Problem description
Pick out the lines below that include the string "currently".

Data for this exercise

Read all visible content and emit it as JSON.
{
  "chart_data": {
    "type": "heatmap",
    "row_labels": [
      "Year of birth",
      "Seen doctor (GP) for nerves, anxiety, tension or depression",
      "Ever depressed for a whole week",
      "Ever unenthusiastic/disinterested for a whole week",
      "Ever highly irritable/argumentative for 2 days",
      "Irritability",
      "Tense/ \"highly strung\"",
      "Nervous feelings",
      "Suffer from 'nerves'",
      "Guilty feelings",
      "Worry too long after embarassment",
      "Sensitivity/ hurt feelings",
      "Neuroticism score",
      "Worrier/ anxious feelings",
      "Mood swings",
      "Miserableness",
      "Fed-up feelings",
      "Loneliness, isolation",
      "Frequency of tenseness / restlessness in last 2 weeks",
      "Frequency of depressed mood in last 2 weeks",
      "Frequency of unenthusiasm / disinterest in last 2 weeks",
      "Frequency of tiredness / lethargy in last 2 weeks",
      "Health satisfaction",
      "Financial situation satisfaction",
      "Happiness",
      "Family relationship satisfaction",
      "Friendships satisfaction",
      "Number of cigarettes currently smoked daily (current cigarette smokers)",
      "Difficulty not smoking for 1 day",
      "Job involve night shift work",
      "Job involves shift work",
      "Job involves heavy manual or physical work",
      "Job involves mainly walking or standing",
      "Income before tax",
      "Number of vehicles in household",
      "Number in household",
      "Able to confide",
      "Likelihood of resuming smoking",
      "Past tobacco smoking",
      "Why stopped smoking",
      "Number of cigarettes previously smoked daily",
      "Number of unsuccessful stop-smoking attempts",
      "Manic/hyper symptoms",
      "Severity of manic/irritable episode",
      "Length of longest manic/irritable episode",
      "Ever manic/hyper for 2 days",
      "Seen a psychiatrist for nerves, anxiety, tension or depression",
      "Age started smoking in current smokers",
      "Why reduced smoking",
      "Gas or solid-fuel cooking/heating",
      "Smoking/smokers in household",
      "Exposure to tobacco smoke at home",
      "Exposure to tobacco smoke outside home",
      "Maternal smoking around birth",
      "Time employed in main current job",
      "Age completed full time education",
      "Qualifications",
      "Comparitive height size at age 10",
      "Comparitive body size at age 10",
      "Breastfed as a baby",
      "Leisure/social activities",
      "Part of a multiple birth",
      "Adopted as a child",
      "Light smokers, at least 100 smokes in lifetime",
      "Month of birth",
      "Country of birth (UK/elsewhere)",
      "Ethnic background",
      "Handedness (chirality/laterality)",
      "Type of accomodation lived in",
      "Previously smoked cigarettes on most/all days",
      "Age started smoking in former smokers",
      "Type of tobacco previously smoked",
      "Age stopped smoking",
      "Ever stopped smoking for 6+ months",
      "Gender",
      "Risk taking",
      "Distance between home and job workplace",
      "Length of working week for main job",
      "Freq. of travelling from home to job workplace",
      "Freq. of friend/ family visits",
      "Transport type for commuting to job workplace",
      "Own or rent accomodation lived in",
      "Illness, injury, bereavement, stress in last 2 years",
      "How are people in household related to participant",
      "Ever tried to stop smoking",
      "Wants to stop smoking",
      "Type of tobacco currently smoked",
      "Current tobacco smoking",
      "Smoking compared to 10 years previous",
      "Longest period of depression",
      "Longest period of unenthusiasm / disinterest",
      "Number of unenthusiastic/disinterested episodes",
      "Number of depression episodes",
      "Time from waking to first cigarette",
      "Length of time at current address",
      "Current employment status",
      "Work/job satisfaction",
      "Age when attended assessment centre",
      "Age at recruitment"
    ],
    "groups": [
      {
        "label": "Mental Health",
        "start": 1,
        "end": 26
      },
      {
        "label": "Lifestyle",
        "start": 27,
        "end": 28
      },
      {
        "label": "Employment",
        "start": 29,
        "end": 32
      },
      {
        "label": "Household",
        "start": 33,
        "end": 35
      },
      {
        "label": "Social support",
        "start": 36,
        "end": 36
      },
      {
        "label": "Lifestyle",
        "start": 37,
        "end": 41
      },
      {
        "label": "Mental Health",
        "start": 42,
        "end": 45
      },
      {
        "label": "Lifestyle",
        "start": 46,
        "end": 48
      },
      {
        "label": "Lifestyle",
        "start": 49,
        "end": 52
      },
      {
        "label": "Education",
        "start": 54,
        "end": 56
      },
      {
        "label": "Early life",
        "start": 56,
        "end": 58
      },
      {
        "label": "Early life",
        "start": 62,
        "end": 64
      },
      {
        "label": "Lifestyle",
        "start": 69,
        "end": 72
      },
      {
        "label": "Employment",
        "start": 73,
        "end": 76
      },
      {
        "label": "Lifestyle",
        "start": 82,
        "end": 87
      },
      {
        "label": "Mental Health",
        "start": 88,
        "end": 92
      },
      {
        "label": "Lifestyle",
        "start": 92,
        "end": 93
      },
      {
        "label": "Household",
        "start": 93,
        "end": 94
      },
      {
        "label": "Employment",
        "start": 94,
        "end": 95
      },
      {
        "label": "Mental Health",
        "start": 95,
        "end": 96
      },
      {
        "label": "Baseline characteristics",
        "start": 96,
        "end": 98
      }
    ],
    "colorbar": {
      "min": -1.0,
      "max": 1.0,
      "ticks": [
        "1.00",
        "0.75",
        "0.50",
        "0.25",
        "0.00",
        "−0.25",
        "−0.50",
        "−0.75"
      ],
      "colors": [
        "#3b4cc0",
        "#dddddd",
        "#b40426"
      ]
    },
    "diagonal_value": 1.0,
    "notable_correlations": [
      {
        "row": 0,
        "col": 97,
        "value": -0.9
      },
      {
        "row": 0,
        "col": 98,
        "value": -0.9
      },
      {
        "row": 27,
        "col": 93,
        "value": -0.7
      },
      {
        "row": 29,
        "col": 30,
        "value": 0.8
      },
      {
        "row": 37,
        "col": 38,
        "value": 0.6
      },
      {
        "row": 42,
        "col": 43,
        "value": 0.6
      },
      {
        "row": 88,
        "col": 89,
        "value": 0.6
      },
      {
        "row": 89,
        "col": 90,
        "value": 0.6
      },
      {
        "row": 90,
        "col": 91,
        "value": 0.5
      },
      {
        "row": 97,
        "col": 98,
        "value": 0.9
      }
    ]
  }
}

Correct output
      "Number of cigarettes currently smoked daily (current cigarette smokers)",
      "Type of tobacco currently smoked",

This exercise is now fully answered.